Aim:
From the entries below, copy every line that holds the word "name".

[Collected data entries]
▼

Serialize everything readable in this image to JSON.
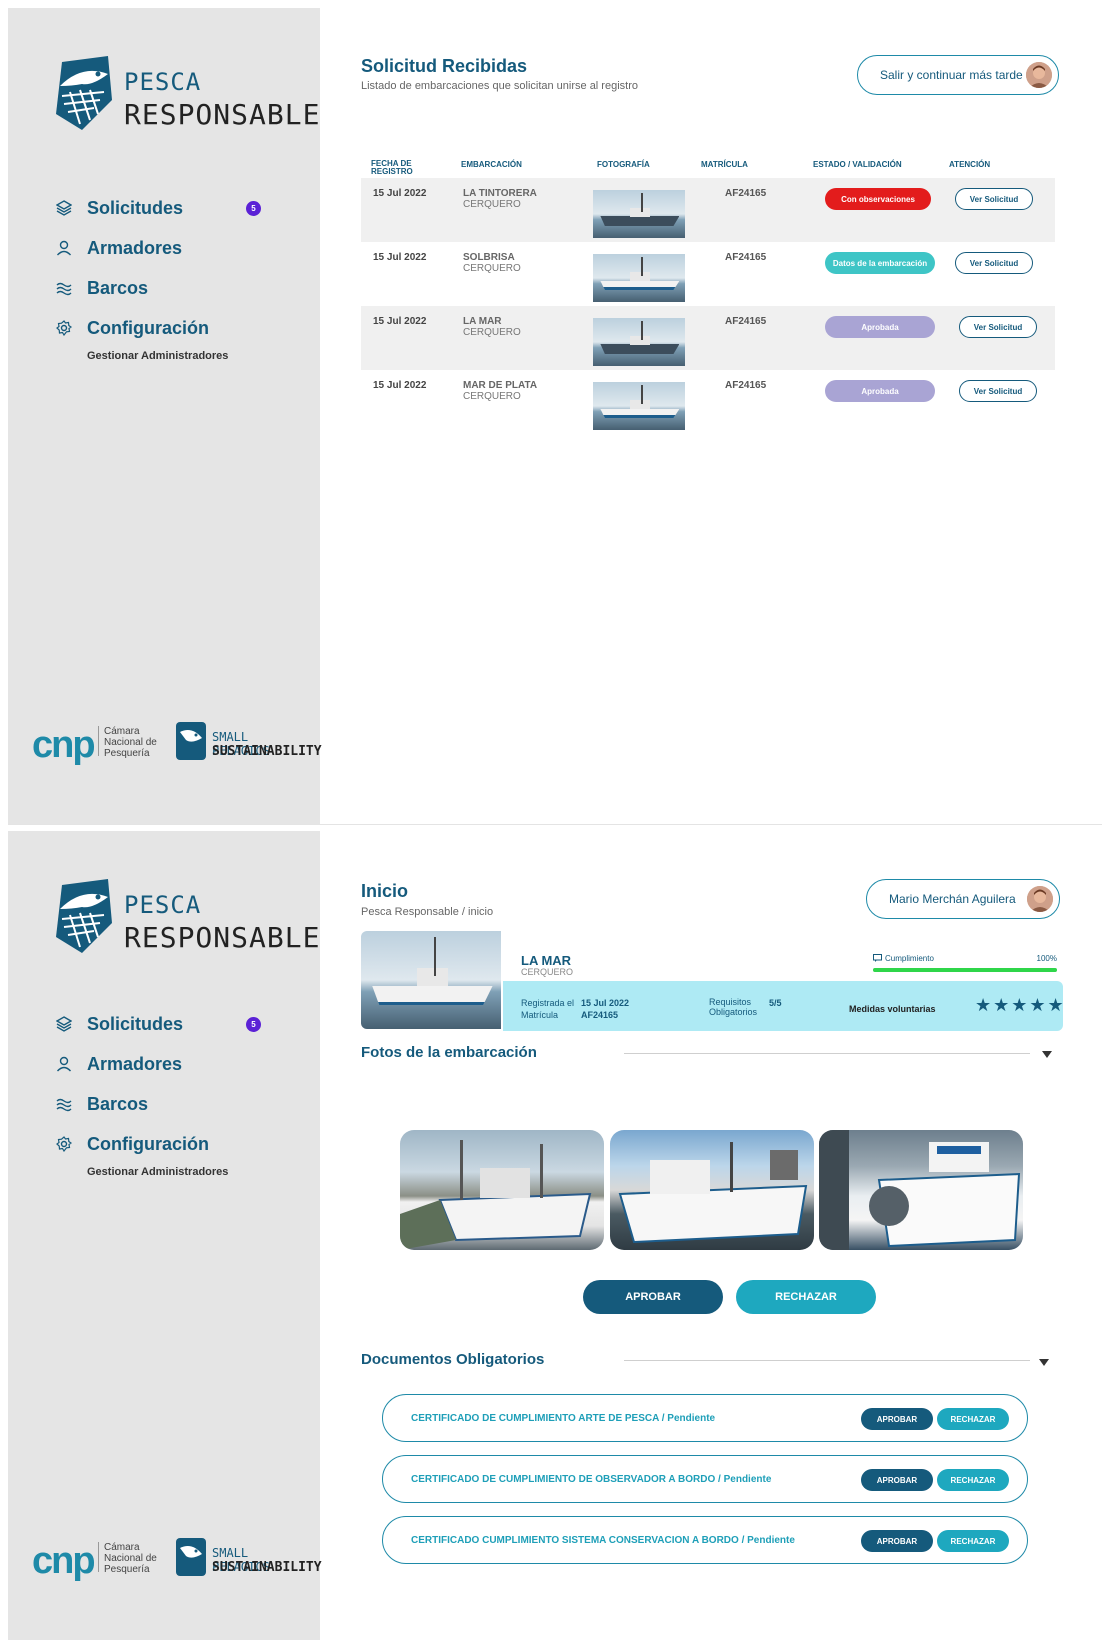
{
  "brand": {
    "line1": "PESCA",
    "line2": "RESPONSABLE"
  },
  "nav": {
    "items": [
      {
        "label": "Solicitudes",
        "icon": "layers-icon",
        "badge": "5"
      },
      {
        "label": "Armadores",
        "icon": "user-icon"
      },
      {
        "label": "Barcos",
        "icon": "waves-icon"
      },
      {
        "label": "Configuración",
        "icon": "gear-icon"
      }
    ],
    "sub_item": "Gestionar Administradores"
  },
  "partners": {
    "cnp_logo": "cnp",
    "cnp_line1": "Cámara",
    "cnp_line2": "Nacional de",
    "cnp_line3": "Pesquería",
    "sps_line1": "SMALL PELAGICS",
    "sps_line2": "SUSTAINABILITY"
  },
  "screen1": {
    "title": "Solicitud Recibidas",
    "subtitle": "Listado de embarcaciones que solicitan unirse al registro",
    "user_button": "Salir y continuar más tarde",
    "columns": [
      "FECHA DE REGISTRO",
      "EMBARCACIÓN",
      "FOTOGRAFÍA",
      "MATRÍCULA",
      "ESTADO / VALIDACIÓN",
      "ATENCIÓN"
    ],
    "col_date_1": "FECHA DE",
    "col_date_2": "REGISTRO",
    "rows": [
      {
        "date": "15 Jul 2022",
        "name": "LA TINTORERA",
        "type": "CERQUERO",
        "matricula": "AF24165",
        "status": "Con observaciones",
        "status_color": "#e31c1c",
        "action": "Ver Solicitud"
      },
      {
        "date": "15 Jul 2022",
        "name": "SOLBRISA",
        "type": "CERQUERO",
        "matricula": "AF24165",
        "status": "Datos de la embarcación",
        "status_color": "#3ec5c6",
        "action": "Ver Solicitud"
      },
      {
        "date": "15 Jul 2022",
        "name": "LA MAR",
        "type": "CERQUERO",
        "matricula": "AF24165",
        "status": "Aprobada",
        "status_color": "#a9a4d4",
        "action": "Ver Solicitud"
      },
      {
        "date": "15 Jul 2022",
        "name": "MAR DE PLATA",
        "type": "CERQUERO",
        "matricula": "AF24165",
        "status": "Aprobada",
        "status_color": "#a9a4d4",
        "action": "Ver Solicitud"
      }
    ]
  },
  "screen2": {
    "title": "Inicio",
    "breadcrumb": "Pesca Responsable / inicio",
    "user_button": "Mario Merchán Aguilera",
    "boat": {
      "name": "LA MAR",
      "type": "CERQUERO",
      "registered_label": "Registrada el",
      "registered_value": "15 Jul 2022",
      "matricula_label": "Matrícula",
      "matricula_value": "AF24165",
      "req_label_1": "Requisitos",
      "req_label_2": "Obligatorios",
      "req_value": "5/5",
      "voluntary_label": "Medidas voluntarias",
      "stars": "★★★★★",
      "stars_rating": 5,
      "compliance_label": "Cumplimiento",
      "compliance_value": "100%",
      "compliance_fraction": 1.0
    },
    "photos_title": "Fotos de la embarcación",
    "approve": "APROBAR",
    "reject": "RECHAZAR",
    "docs_title": "Documentos Obligatorios",
    "docs": [
      {
        "label": "CERTIFICADO DE CUMPLIMIENTO ARTE DE PESCA / Pendiente",
        "approve": "APROBAR",
        "reject": "RECHAZAR"
      },
      {
        "label": "CERTIFICADO DE CUMPLIMIENTO DE OBSERVADOR A BORDO / Pendiente",
        "approve": "APROBAR",
        "reject": "RECHAZAR"
      },
      {
        "label": "CERTIFICADO CUMPLIMIENTO SISTEMA CONSERVACION A BORDO / Pendiente",
        "approve": "APROBAR",
        "reject": "RECHAZAR"
      }
    ]
  },
  "colors": {
    "primary": "#155a7c",
    "teal": "#1e9fb8",
    "badge": "#5b21d6",
    "sidebar": "#e5e5e5",
    "band": "#aeeaf4",
    "progress": "#2fd64a"
  }
}
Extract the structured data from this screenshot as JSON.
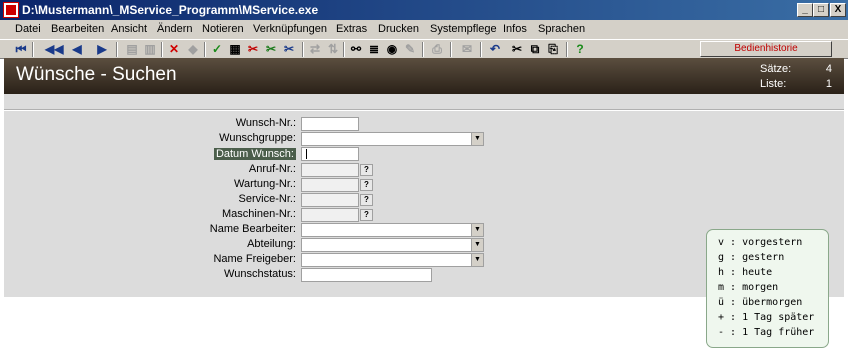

▲

Reply to the task:
        "name": "LA TINTORERA",
        "name": "SOLBRISA",
        "name": "LA MAR",
        "name": "MAR DE PLATA",
      "name": "LA MAR",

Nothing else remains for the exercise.